### Given exercise
Find and copy each line of the records where the string "node" shows up.
begin Given data
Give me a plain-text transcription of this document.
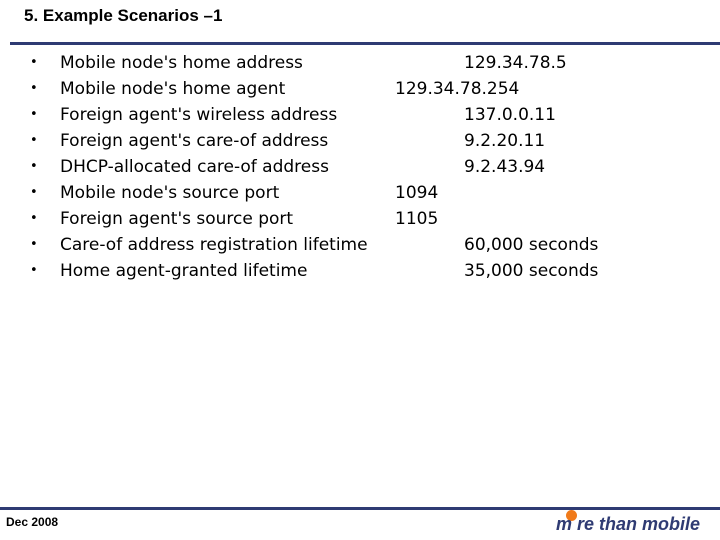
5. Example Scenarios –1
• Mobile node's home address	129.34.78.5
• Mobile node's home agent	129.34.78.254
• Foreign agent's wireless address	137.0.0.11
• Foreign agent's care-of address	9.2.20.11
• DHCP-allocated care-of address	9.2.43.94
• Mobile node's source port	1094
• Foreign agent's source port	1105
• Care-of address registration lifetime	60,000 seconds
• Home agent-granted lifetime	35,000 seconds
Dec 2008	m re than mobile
end Given data
### Reply
• Mobile node's home address	129.34.78.5
• Mobile node's home agent	129.34.78.254
• Mobile node's source port	1094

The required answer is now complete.